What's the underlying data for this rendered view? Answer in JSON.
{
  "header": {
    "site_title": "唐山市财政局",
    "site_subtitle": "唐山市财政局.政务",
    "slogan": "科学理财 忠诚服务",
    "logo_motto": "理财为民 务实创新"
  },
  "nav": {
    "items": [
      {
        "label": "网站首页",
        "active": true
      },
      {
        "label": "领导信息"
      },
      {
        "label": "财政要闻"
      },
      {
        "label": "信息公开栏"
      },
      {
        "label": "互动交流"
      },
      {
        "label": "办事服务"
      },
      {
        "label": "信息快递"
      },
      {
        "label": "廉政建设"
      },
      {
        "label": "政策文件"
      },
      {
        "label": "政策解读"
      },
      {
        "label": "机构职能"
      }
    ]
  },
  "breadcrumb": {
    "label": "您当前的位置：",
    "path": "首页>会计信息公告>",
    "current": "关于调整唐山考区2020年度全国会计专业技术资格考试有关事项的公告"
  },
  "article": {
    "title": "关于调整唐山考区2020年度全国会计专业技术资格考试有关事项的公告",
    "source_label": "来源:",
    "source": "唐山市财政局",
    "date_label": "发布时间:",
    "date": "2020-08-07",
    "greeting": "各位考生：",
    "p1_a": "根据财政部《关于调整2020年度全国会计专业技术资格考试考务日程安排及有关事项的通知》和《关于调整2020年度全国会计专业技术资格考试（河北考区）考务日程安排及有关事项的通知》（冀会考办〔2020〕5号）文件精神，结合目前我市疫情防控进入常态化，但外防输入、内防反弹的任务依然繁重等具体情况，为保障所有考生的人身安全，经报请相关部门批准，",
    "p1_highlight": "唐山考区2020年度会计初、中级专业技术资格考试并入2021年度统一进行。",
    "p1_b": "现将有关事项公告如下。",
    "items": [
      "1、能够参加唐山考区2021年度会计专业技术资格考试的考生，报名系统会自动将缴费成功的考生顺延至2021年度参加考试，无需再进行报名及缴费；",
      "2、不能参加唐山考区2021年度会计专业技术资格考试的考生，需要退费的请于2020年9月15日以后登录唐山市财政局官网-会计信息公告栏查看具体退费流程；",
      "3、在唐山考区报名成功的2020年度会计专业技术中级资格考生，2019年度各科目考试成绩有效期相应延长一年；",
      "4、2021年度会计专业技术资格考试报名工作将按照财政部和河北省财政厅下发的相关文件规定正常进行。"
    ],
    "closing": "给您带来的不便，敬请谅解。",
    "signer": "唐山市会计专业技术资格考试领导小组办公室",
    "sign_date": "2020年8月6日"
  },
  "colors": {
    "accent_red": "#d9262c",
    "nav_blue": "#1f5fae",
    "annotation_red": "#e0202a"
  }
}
········
*DIRECTIVE*. Quote all the records exactly, please, leaving none out.

*FULL OUTPUT*.
What's the underlying data for this rendered view? Answer in JSON.
{
  "header": {
    "site_title": "唐山市财政局",
    "site_subtitle": "唐山市财政局.政务",
    "slogan": "科学理财 忠诚服务",
    "logo_motto": "理财为民 务实创新"
  },
  "nav": {
    "items": [
      {
        "label": "网站首页",
        "active": true
      },
      {
        "label": "领导信息"
      },
      {
        "label": "财政要闻"
      },
      {
        "label": "信息公开栏"
      },
      {
        "label": "互动交流"
      },
      {
        "label": "办事服务"
      },
      {
        "label": "信息快递"
      },
      {
        "label": "廉政建设"
      },
      {
        "label": "政策文件"
      },
      {
        "label": "政策解读"
      },
      {
        "label": "机构职能"
      }
    ]
  },
  "breadcrumb": {
    "label": "您当前的位置：",
    "path": "首页>会计信息公告>",
    "current": "关于调整唐山考区2020年度全国会计专业技术资格考试有关事项的公告"
  },
  "article": {
    "title": "关于调整唐山考区2020年度全国会计专业技术资格考试有关事项的公告",
    "source_label": "来源:",
    "source": "唐山市财政局",
    "date_label": "发布时间:",
    "date": "2020-08-07",
    "greeting": "各位考生：",
    "p1_a": "根据财政部《关于调整2020年度全国会计专业技术资格考试考务日程安排及有关事项的通知》和《关于调整2020年度全国会计专业技术资格考试（河北考区）考务日程安排及有关事项的通知》（冀会考办〔2020〕5号）文件精神，结合目前我市疫情防控进入常态化，但外防输入、内防反弹的任务依然繁重等具体情况，为保障所有考生的人身安全，经报请相关部门批准，",
    "p1_highlight": "唐山考区2020年度会计初、中级专业技术资格考试并入2021年度统一进行。",
    "p1_b": "现将有关事项公告如下。",
    "items": [
      "1、能够参加唐山考区2021年度会计专业技术资格考试的考生，报名系统会自动将缴费成功的考生顺延至2021年度参加考试，无需再进行报名及缴费；",
      "2、不能参加唐山考区2021年度会计专业技术资格考试的考生，需要退费的请于2020年9月15日以后登录唐山市财政局官网-会计信息公告栏查看具体退费流程；",
      "3、在唐山考区报名成功的2020年度会计专业技术中级资格考生，2019年度各科目考试成绩有效期相应延长一年；",
      "4、2021年度会计专业技术资格考试报名工作将按照财政部和河北省财政厅下发的相关文件规定正常进行。"
    ],
    "closing": "给您带来的不便，敬请谅解。",
    "signer": "唐山市会计专业技术资格考试领导小组办公室",
    "sign_date": "2020年8月6日"
  },
  "colors": {
    "accent_red": "#d9262c",
    "nav_blue": "#1f5fae",
    "annotation_red": "#e0202a"
  }
}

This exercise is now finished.